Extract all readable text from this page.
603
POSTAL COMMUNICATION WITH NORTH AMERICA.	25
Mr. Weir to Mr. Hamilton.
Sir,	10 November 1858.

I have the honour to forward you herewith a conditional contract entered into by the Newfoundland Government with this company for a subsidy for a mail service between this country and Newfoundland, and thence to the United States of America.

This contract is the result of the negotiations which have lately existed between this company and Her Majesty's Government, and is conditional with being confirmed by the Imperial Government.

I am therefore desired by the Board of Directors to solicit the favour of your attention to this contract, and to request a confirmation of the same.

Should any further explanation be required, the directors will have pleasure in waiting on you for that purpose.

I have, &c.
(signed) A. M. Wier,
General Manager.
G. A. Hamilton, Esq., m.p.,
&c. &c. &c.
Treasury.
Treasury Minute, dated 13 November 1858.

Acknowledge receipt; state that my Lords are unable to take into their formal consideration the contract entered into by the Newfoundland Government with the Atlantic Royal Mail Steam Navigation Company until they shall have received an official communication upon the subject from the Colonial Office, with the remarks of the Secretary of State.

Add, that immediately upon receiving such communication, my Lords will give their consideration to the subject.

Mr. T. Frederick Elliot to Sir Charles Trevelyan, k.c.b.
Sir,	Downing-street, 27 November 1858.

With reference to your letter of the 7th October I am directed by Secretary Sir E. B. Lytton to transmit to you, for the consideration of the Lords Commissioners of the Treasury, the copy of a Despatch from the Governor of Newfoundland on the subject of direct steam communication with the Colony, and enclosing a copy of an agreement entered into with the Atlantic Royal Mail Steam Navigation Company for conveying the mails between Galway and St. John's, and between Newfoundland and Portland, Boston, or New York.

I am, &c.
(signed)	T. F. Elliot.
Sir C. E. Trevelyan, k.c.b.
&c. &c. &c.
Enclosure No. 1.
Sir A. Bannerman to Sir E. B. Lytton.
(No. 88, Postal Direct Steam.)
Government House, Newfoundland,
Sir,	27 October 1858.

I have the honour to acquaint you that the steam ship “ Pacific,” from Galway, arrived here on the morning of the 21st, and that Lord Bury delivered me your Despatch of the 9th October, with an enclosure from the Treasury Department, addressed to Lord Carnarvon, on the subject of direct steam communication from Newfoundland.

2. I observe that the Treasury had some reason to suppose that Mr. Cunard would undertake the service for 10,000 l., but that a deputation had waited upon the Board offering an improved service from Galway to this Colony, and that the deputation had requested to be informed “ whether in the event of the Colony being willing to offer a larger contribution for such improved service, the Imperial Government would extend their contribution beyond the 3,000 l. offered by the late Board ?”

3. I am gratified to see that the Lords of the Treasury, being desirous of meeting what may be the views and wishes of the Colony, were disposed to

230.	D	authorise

_ _ _

Direction – Return every entry verbatim.

Right answer –
Extract all readable text from this page.
603
POSTAL COMMUNICATION WITH NORTH AMERICA.	25
Mr. Weir to Mr. Hamilton.
Sir,	10 November 1858.

I have the honour to forward you herewith a conditional contract entered into by the Newfoundland Government with this company for a subsidy for a mail service between this country and Newfoundland, and thence to the United States of America.

This contract is the result of the negotiations which have lately existed between this company and Her Majesty's Government, and is conditional with being confirmed by the Imperial Government.

I am therefore desired by the Board of Directors to solicit the favour of your attention to this contract, and to request a confirmation of the same.

Should any further explanation be required, the directors will have pleasure in waiting on you for that purpose.

I have, &c.
(signed) A. M. Wier,
General Manager.
G. A. Hamilton, Esq., m.p.,
&c. &c. &c.
Treasury.
Treasury Minute, dated 13 November 1858.

Acknowledge receipt; state that my Lords are unable to take into their formal consideration the contract entered into by the Newfoundland Government with the Atlantic Royal Mail Steam Navigation Company until they shall have received an official communication upon the subject from the Colonial Office, with the remarks of the Secretary of State.

Add, that immediately upon receiving such communication, my Lords will give their consideration to the subject.

Mr. T. Frederick Elliot to Sir Charles Trevelyan, k.c.b.
Sir,	Downing-street, 27 November 1858.

With reference to your letter of the 7th October I am directed by Secretary Sir E. B. Lytton to transmit to you, for the consideration of the Lords Commissioners of the Treasury, the copy of a Despatch from the Governor of Newfoundland on the subject of direct steam communication with the Colony, and enclosing a copy of an agreement entered into with the Atlantic Royal Mail Steam Navigation Company for conveying the mails between Galway and St. John's, and between Newfoundland and Portland, Boston, or New York.

I am, &c.
(signed)	T. F. Elliot.
Sir C. E. Trevelyan, k.c.b.
&c. &c. &c.
Enclosure No. 1.
Sir A. Bannerman to Sir E. B. Lytton.
(No. 88, Postal Direct Steam.)
Government House, Newfoundland,
Sir,	27 October 1858.

I have the honour to acquaint you that the steam ship “ Pacific,” from Galway, arrived here on the morning of the 21st, and that Lord Bury delivered me your Despatch of the 9th October, with an enclosure from the Treasury Department, addressed to Lord Carnarvon, on the subject of direct steam communication from Newfoundland.

2. I observe that the Treasury had some reason to suppose that Mr. Cunard would undertake the service for 10,000 l., but that a deputation had waited upon the Board offering an improved service from Galway to this Colony, and that the deputation had requested to be informed “ whether in the event of the Colony being willing to offer a larger contribution for such improved service, the Imperial Government would extend their contribution beyond the 3,000 l. offered by the late Board ?”

3. I am gratified to see that the Lords of the Treasury, being desirous of meeting what may be the views and wishes of the Colony, were disposed to

230.	D	authorise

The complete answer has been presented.